STORED DATA »

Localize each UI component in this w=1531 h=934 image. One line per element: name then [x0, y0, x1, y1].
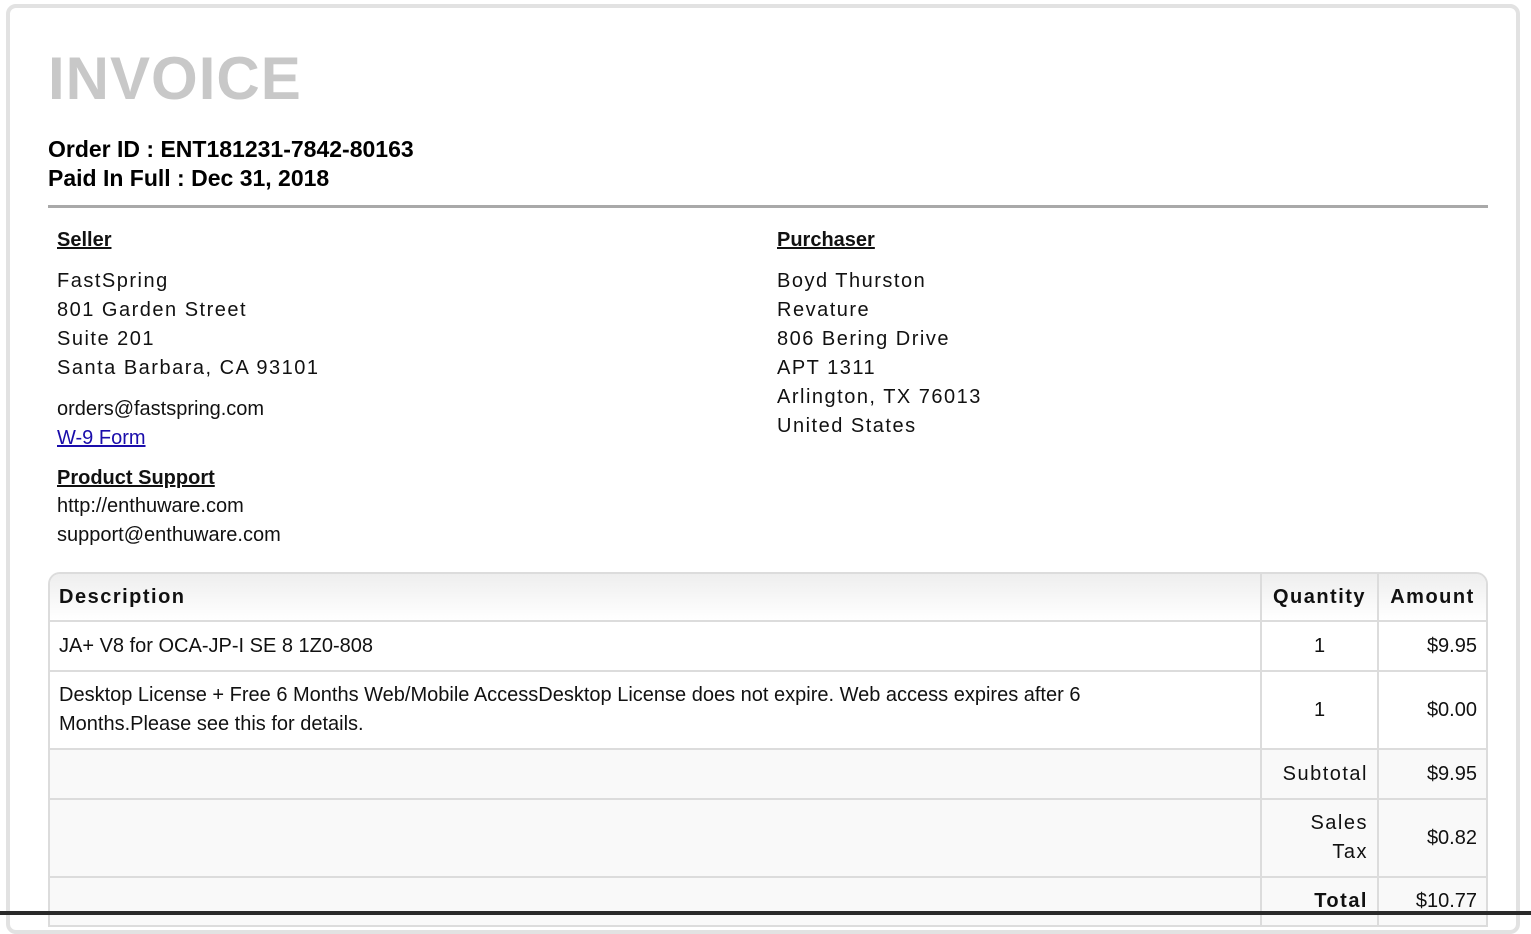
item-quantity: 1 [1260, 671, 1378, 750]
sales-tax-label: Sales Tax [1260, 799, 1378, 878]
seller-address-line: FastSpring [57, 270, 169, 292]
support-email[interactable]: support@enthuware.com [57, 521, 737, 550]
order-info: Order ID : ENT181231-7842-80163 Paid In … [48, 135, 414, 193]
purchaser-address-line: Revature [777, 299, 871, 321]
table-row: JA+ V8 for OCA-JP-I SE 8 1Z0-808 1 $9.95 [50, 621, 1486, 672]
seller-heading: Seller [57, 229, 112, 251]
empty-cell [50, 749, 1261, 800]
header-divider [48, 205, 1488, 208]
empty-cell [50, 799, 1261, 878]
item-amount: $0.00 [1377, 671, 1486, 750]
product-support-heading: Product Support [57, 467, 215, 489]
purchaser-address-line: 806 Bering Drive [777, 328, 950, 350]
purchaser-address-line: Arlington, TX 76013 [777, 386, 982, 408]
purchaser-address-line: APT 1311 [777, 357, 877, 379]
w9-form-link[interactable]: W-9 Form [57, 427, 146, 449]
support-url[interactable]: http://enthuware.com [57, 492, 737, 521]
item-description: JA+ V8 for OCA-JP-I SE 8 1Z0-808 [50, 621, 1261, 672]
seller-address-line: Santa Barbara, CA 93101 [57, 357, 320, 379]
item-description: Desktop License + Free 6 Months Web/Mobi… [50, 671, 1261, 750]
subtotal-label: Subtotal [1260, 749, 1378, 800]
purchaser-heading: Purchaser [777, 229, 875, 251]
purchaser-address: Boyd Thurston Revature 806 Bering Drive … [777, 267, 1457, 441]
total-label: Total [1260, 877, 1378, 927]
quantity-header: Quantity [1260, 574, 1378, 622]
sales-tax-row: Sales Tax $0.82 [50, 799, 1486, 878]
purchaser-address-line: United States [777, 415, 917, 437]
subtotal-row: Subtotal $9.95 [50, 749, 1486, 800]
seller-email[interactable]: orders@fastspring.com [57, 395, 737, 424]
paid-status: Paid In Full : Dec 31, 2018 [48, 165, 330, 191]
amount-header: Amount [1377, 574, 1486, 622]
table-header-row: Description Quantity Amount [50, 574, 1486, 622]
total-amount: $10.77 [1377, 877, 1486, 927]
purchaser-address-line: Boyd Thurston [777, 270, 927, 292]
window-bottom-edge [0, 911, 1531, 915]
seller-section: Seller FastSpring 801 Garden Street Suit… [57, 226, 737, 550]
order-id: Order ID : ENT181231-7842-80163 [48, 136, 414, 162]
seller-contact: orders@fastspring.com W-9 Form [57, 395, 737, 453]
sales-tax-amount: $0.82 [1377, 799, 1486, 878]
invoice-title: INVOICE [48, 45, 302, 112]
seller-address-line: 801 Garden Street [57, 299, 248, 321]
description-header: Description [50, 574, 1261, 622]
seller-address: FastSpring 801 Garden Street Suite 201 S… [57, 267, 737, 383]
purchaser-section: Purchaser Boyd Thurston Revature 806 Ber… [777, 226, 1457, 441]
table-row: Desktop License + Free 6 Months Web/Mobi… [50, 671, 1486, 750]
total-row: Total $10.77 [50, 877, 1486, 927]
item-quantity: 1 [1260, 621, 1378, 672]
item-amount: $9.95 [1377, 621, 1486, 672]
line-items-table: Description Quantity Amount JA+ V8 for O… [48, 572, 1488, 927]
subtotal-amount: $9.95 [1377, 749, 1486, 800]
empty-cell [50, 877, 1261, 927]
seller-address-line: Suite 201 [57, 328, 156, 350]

AIM OF THE TASK » Reproduce the items above with every "empty-cell" swapped for "blank-cell" and nothing else altered. Omit the pictures from your answer.

RESULT »
Localize each UI component in this w=1531 h=934 image. One line per element: name then [x0, y0, x1, y1].
item-quantity: 1 [1260, 671, 1378, 750]
sales-tax-label: Sales Tax [1260, 799, 1378, 878]
seller-address-line: FastSpring [57, 270, 169, 292]
support-email[interactable]: support@enthuware.com [57, 521, 737, 550]
order-info: Order ID : ENT181231-7842-80163 Paid In … [48, 135, 414, 193]
purchaser-address-line: Revature [777, 299, 871, 321]
table-row: JA+ V8 for OCA-JP-I SE 8 1Z0-808 1 $9.95 [50, 621, 1486, 672]
seller-heading: Seller [57, 229, 112, 251]
blank-cell [50, 749, 1261, 800]
header-divider [48, 205, 1488, 208]
blank-cell [50, 799, 1261, 878]
item-amount: $0.00 [1377, 671, 1486, 750]
product-support-heading: Product Support [57, 467, 215, 489]
purchaser-address-line: 806 Bering Drive [777, 328, 950, 350]
purchaser-address-line: Arlington, TX 76013 [777, 386, 982, 408]
purchaser-address-line: APT 1311 [777, 357, 877, 379]
w9-form-link[interactable]: W-9 Form [57, 427, 146, 449]
support-url[interactable]: http://enthuware.com [57, 492, 737, 521]
item-description: JA+ V8 for OCA-JP-I SE 8 1Z0-808 [50, 621, 1261, 672]
seller-address-line: Santa Barbara, CA 93101 [57, 357, 320, 379]
item-description: Desktop License + Free 6 Months Web/Mobi… [50, 671, 1261, 750]
subtotal-label: Subtotal [1260, 749, 1378, 800]
purchaser-heading: Purchaser [777, 229, 875, 251]
purchaser-address: Boyd Thurston Revature 806 Bering Drive … [777, 267, 1457, 441]
total-label: Total [1260, 877, 1378, 927]
quantity-header: Quantity [1260, 574, 1378, 622]
sales-tax-row: Sales Tax $0.82 [50, 799, 1486, 878]
purchaser-address-line: United States [777, 415, 917, 437]
subtotal-row: Subtotal $9.95 [50, 749, 1486, 800]
seller-email[interactable]: orders@fastspring.com [57, 395, 737, 424]
paid-status: Paid In Full : Dec 31, 2018 [48, 165, 330, 191]
amount-header: Amount [1377, 574, 1486, 622]
table-header-row: Description Quantity Amount [50, 574, 1486, 622]
total-amount: $10.77 [1377, 877, 1486, 927]
purchaser-address-line: Boyd Thurston [777, 270, 927, 292]
window-bottom-edge [0, 911, 1531, 915]
seller-section: Seller FastSpring 801 Garden Street Suit… [57, 226, 737, 550]
order-id: Order ID : ENT181231-7842-80163 [48, 136, 414, 162]
seller-contact: orders@fastspring.com W-9 Form [57, 395, 737, 453]
sales-tax-amount: $0.82 [1377, 799, 1486, 878]
invoice-title: INVOICE [48, 45, 302, 112]
seller-address-line: 801 Garden Street [57, 299, 248, 321]
description-header: Description [50, 574, 1261, 622]
seller-address: FastSpring 801 Garden Street Suite 201 S… [57, 267, 737, 383]
purchaser-section: Purchaser Boyd Thurston Revature 806 Ber… [777, 226, 1457, 441]
table-row: Desktop License + Free 6 Months Web/Mobi… [50, 671, 1486, 750]
total-row: Total $10.77 [50, 877, 1486, 927]
item-quantity: 1 [1260, 621, 1378, 672]
item-amount: $9.95 [1377, 621, 1486, 672]
line-items-table: Description Quantity Amount JA+ V8 for O… [48, 572, 1488, 927]
subtotal-amount: $9.95 [1377, 749, 1486, 800]
blank-cell [50, 877, 1261, 927]
seller-address-line: Suite 201 [57, 328, 156, 350]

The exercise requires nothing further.